Entries from a dataset
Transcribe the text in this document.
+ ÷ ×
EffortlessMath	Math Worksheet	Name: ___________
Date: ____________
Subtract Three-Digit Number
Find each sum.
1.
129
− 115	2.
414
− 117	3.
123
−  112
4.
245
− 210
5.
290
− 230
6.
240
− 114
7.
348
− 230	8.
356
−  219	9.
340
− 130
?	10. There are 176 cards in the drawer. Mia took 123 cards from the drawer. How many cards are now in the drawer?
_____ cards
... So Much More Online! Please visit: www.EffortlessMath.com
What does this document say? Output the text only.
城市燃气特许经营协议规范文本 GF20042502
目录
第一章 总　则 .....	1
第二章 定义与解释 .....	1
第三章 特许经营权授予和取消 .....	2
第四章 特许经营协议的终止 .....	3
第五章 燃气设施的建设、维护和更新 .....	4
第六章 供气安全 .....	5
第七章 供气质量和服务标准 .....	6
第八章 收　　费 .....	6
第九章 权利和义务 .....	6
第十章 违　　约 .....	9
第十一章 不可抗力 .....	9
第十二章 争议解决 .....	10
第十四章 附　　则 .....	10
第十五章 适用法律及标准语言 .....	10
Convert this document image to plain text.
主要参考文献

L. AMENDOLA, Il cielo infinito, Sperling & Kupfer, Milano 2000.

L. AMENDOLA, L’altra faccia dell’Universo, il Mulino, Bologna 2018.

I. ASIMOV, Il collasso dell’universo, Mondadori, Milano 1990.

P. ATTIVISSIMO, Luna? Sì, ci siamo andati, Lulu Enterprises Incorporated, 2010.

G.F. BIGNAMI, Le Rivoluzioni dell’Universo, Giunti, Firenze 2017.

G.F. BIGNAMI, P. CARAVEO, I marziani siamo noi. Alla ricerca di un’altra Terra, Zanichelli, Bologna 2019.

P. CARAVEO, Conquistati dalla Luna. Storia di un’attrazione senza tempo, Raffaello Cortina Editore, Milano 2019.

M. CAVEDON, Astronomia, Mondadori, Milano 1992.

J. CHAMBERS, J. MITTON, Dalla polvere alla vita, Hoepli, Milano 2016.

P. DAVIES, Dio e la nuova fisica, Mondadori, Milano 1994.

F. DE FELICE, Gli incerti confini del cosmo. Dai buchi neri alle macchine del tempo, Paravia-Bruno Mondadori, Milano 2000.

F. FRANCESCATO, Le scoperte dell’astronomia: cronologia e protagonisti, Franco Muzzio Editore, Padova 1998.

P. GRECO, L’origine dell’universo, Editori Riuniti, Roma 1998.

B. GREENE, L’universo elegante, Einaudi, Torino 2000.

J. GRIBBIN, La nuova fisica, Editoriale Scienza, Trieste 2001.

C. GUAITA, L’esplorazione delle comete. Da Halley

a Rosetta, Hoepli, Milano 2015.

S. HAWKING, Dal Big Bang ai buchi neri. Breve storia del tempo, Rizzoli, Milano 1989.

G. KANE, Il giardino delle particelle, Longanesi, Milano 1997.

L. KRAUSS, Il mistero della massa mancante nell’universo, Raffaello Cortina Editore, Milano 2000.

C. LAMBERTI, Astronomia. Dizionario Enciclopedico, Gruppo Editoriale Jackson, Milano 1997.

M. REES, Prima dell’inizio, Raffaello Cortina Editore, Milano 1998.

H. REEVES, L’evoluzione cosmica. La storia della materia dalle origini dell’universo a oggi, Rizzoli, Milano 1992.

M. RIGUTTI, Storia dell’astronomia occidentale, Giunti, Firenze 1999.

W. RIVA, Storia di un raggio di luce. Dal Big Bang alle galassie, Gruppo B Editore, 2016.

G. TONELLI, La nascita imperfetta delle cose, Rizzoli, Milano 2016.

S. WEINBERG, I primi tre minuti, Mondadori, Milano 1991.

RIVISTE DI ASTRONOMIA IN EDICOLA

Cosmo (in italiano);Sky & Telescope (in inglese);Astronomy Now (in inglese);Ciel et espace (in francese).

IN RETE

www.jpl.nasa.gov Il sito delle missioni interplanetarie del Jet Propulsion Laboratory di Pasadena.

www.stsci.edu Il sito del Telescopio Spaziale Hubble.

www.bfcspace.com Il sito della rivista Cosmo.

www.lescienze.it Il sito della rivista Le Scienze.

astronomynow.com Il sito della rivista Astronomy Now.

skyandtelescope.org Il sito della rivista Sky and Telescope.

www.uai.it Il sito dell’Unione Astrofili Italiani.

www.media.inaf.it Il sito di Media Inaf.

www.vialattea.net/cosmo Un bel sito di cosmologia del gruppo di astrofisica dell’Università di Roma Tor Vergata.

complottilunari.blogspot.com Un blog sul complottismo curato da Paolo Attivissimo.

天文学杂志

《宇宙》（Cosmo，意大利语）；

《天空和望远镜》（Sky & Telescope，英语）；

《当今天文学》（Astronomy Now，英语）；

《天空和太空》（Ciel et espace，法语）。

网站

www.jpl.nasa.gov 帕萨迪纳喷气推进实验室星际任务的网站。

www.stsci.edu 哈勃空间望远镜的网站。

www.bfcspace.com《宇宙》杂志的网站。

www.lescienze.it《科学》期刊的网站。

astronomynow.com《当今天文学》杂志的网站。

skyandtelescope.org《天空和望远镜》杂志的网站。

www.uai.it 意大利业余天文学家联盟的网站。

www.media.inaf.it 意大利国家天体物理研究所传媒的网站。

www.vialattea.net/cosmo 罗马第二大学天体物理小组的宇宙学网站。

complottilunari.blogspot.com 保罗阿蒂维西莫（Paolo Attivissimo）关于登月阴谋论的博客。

GOAL => Retype the data in full and match it exactly.

RESPONSE =>
Transcribe the text in this document.
+ ÷ ×
EffortlessMath	Math Worksheet	Name: ___________
Date: ____________
Subtract Three-Digit Number
Find each sum.
1.
129
− 115	2.
414
− 117	3.
123
−  112
4.
245
− 210
5.
290
− 230
6.
240
− 114
7.
348
− 230	8.
356
−  219	9.
340
− 130
?	10. There are 176 cards in the drawer. Mia took 123 cards from the drawer. How many cards are now in the drawer?
_____ cards
... So Much More Online! Please visit: www.EffortlessMath.com
What does this document say? Output the text only.
城市燃气特许经营协议规范文本 GF20042502
目录
第一章 总　则 .....	1
第二章 定义与解释 .....	1
第三章 特许经营权授予和取消 .....	2
第四章 特许经营协议的终止 .....	3
第五章 燃气设施的建设、维护和更新 .....	4
第六章 供气安全 .....	5
第七章 供气质量和服务标准 .....	6
第八章 收　　费 .....	6
第九章 权利和义务 .....	6
第十章 违　　约 .....	9
第十一章 不可抗力 .....	9
第十二章 争议解决 .....	10
第十四章 附　　则 .....	10
第十五章 适用法律及标准语言 .....	10
Convert this document image to plain text.
主要参考文献

L. AMENDOLA, Il cielo infinito, Sperling & Kupfer, Milano 2000.

L. AMENDOLA, L’altra faccia dell’Universo, il Mulino, Bologna 2018.

I. ASIMOV, Il collasso dell’universo, Mondadori, Milano 1990.

P. ATTIVISSIMO, Luna? Sì, ci siamo andati, Lulu Enterprises Incorporated, 2010.

G.F. BIGNAMI, Le Rivoluzioni dell’Universo, Giunti, Firenze 2017.

G.F. BIGNAMI, P. CARAVEO, I marziani siamo noi. Alla ricerca di un’altra Terra, Zanichelli, Bologna 2019.

P. CARAVEO, Conquistati dalla Luna. Storia di un’attrazione senza tempo, Raffaello Cortina Editore, Milano 2019.

M. CAVEDON, Astronomia, Mondadori, Milano 1992.

J. CHAMBERS, J. MITTON, Dalla polvere alla vita, Hoepli, Milano 2016.

P. DAVIES, Dio e la nuova fisica, Mondadori, Milano 1994.

F. DE FELICE, Gli incerti confini del cosmo. Dai buchi neri alle macchine del tempo, Paravia-Bruno Mondadori, Milano 2000.

F. FRANCESCATO, Le scoperte dell’astronomia: cronologia e protagonisti, Franco Muzzio Editore, Padova 1998.

P. GRECO, L’origine dell’universo, Editori Riuniti, Roma 1998.

B. GREENE, L’universo elegante, Einaudi, Torino 2000.

J. GRIBBIN, La nuova fisica, Editoriale Scienza, Trieste 2001.

C. GUAITA, L’esplorazione delle comete. Da Halley

a Rosetta, Hoepli, Milano 2015.

S. HAWKING, Dal Big Bang ai buchi neri. Breve storia del tempo, Rizzoli, Milano 1989.

G. KANE, Il giardino delle particelle, Longanesi, Milano 1997.

L. KRAUSS, Il mistero della massa mancante nell’universo, Raffaello Cortina Editore, Milano 2000.

C. LAMBERTI, Astronomia. Dizionario Enciclopedico, Gruppo Editoriale Jackson, Milano 1997.

M. REES, Prima dell’inizio, Raffaello Cortina Editore, Milano 1998.

H. REEVES, L’evoluzione cosmica. La storia della materia dalle origini dell’universo a oggi, Rizzoli, Milano 1992.

M. RIGUTTI, Storia dell’astronomia occidentale, Giunti, Firenze 1999.

W. RIVA, Storia di un raggio di luce. Dal Big Bang alle galassie, Gruppo B Editore, 2016.

G. TONELLI, La nascita imperfetta delle cose, Rizzoli, Milano 2016.

S. WEINBERG, I primi tre minuti, Mondadori, Milano 1991.

RIVISTE DI ASTRONOMIA IN EDICOLA

Cosmo (in italiano);Sky & Telescope (in inglese);Astronomy Now (in inglese);Ciel et espace (in francese).

IN RETE

www.jpl.nasa.gov Il sito delle missioni interplanetarie del Jet Propulsion Laboratory di Pasadena.

www.stsci.edu Il sito del Telescopio Spaziale Hubble.

www.bfcspace.com Il sito della rivista Cosmo.

www.lescienze.it Il sito della rivista Le Scienze.

astronomynow.com Il sito della rivista Astronomy Now.

skyandtelescope.org Il sito della rivista Sky and Telescope.

www.uai.it Il sito dell’Unione Astrofili Italiani.

www.media.inaf.it Il sito di Media Inaf.

www.vialattea.net/cosmo Un bel sito di cosmologia del gruppo di astrofisica dell’Università di Roma Tor Vergata.

complottilunari.blogspot.com Un blog sul complottismo curato da Paolo Attivissimo.

天文学杂志

《宇宙》（Cosmo，意大利语）；

《天空和望远镜》（Sky & Telescope，英语）；

《当今天文学》（Astronomy Now，英语）；

《天空和太空》（Ciel et espace，法语）。

网站

www.jpl.nasa.gov 帕萨迪纳喷气推进实验室星际任务的网站。

www.stsci.edu 哈勃空间望远镜的网站。

www.bfcspace.com《宇宙》杂志的网站。

www.lescienze.it《科学》期刊的网站。

astronomynow.com《当今天文学》杂志的网站。

skyandtelescope.org《天空和望远镜》杂志的网站。

www.uai.it 意大利业余天文学家联盟的网站。

www.media.inaf.it 意大利国家天体物理研究所传媒的网站。

www.vialattea.net/cosmo 罗马第二大学天体物理小组的宇宙学网站。

complottilunari.blogspot.com 保罗阿蒂维西莫（Paolo Attivissimo）关于登月阴谋论的博客。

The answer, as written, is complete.